- [What you have to do]: Look through the data below and return each line where "Adobe" appears.

- [Dataset records]:
============================================================
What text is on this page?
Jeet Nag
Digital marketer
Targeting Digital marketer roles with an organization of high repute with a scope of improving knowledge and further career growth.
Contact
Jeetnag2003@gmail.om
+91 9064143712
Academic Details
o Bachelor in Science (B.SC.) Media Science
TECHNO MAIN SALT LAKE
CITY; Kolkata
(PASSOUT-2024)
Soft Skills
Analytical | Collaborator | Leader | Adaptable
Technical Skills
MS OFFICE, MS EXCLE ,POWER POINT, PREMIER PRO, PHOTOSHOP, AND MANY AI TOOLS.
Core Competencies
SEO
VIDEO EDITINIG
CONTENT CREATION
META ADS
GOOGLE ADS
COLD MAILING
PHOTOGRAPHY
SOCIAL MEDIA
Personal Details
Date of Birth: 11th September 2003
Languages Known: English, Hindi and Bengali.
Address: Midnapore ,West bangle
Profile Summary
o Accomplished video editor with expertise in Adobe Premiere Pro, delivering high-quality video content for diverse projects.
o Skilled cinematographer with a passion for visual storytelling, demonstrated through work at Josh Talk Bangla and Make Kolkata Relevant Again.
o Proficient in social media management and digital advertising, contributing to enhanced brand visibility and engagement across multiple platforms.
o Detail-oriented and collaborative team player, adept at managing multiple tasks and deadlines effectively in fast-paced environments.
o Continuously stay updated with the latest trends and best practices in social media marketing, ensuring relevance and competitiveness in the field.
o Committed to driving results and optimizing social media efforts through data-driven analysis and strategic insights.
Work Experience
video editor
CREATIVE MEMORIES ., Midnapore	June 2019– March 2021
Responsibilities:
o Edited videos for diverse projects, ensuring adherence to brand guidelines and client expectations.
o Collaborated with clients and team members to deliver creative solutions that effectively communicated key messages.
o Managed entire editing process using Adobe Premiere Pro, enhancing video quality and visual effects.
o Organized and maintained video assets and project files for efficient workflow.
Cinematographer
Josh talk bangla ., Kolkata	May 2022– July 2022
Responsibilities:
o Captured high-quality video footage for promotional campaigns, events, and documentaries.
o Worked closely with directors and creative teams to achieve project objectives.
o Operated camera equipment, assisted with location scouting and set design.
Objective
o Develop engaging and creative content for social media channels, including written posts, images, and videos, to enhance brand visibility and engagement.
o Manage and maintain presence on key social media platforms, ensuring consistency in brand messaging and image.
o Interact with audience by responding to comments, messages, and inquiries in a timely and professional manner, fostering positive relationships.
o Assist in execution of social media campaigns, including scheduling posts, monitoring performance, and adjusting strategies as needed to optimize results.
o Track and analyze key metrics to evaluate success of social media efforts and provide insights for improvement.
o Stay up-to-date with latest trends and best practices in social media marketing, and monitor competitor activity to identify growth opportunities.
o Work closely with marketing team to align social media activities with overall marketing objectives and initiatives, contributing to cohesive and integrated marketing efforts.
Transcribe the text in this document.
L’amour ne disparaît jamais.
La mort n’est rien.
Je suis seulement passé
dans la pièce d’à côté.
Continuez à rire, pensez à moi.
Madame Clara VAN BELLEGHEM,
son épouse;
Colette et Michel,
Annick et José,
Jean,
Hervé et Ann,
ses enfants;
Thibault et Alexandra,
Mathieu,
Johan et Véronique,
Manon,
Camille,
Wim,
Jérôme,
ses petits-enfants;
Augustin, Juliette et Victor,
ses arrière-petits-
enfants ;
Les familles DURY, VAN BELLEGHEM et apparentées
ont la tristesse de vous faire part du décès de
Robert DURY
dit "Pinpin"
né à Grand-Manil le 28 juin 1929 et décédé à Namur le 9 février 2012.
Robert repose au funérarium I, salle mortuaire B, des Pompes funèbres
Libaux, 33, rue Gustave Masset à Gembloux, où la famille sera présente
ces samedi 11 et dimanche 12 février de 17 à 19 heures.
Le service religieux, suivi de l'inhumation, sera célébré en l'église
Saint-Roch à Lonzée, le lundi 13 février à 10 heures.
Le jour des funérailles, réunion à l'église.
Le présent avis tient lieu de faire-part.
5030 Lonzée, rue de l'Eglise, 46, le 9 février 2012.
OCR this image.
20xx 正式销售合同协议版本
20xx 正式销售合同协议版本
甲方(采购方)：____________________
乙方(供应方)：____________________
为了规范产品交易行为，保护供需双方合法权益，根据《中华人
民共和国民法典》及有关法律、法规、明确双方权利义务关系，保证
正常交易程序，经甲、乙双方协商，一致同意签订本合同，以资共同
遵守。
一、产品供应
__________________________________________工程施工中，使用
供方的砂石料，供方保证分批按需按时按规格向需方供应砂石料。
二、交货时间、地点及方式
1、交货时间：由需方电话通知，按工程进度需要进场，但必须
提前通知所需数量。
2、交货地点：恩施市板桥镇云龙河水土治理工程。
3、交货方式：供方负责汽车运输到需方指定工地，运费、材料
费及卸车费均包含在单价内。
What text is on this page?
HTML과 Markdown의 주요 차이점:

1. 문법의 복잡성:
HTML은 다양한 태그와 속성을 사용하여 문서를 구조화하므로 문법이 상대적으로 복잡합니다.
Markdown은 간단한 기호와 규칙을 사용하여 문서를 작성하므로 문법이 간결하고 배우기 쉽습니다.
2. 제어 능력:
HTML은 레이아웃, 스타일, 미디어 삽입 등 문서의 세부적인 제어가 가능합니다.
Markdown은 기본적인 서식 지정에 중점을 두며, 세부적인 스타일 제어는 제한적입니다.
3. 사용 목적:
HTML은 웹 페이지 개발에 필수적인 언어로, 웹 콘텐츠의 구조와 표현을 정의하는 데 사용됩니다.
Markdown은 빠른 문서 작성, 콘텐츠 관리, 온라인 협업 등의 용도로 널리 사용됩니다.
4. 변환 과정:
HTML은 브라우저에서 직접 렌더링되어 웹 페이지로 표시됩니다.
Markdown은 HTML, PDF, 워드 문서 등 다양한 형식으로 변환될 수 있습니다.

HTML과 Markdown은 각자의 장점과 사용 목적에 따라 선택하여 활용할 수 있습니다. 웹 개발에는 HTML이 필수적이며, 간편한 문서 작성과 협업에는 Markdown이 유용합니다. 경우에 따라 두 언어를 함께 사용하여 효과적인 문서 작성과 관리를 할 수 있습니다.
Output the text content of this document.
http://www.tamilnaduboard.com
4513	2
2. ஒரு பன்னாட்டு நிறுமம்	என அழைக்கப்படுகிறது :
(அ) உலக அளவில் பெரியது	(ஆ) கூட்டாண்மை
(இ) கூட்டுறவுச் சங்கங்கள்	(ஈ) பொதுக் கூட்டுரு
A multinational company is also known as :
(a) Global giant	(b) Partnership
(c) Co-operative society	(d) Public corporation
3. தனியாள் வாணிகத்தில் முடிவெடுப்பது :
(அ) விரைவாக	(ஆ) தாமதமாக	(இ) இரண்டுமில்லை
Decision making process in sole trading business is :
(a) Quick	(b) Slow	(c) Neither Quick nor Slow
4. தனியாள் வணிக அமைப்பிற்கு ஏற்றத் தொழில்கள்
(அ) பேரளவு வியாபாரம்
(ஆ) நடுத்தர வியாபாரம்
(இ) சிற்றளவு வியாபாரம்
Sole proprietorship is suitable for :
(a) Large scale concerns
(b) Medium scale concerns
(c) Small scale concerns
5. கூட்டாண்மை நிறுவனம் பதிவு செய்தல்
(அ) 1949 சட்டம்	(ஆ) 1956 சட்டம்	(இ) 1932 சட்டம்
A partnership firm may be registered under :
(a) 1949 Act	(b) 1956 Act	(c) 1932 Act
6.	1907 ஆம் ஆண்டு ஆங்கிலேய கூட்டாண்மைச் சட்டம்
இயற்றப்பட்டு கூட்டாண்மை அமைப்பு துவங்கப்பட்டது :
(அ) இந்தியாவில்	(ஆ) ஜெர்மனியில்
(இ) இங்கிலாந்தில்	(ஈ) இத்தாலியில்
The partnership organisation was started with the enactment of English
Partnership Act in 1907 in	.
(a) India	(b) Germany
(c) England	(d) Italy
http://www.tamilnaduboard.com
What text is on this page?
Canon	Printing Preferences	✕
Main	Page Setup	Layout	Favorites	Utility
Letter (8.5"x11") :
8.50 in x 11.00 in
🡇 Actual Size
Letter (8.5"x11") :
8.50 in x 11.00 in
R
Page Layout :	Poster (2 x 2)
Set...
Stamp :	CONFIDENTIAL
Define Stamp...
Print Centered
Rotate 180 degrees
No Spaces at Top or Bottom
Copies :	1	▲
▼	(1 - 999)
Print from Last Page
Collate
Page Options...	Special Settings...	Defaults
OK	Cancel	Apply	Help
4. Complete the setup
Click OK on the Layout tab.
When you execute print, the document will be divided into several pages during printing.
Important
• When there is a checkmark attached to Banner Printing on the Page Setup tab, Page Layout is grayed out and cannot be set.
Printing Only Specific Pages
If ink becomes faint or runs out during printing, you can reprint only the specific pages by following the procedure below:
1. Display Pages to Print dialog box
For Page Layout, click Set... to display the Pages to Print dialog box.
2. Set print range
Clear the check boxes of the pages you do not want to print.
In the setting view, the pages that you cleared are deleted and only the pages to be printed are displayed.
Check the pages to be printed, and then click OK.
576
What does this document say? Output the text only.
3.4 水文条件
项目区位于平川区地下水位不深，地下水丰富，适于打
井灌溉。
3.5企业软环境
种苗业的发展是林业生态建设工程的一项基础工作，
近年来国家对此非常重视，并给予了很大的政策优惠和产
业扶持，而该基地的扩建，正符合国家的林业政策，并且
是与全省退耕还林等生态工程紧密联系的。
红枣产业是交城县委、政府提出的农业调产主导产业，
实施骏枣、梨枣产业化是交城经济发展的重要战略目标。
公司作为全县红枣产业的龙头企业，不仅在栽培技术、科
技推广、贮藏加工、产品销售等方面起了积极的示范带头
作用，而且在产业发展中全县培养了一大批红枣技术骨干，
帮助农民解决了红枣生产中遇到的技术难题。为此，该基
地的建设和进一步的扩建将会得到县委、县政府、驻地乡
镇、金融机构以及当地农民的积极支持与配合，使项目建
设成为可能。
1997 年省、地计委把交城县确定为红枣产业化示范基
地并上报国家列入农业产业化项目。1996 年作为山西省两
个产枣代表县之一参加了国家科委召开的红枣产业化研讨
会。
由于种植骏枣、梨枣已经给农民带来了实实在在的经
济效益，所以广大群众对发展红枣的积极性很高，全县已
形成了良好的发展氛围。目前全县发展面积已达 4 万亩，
============================================================
- [The result]:
o Accomplished video editor with expertise in Adobe Premiere Pro, delivering high-quality video content for diverse projects.
o Managed entire editing process using Adobe Premiere Pro, enhancing video quality and visual effects.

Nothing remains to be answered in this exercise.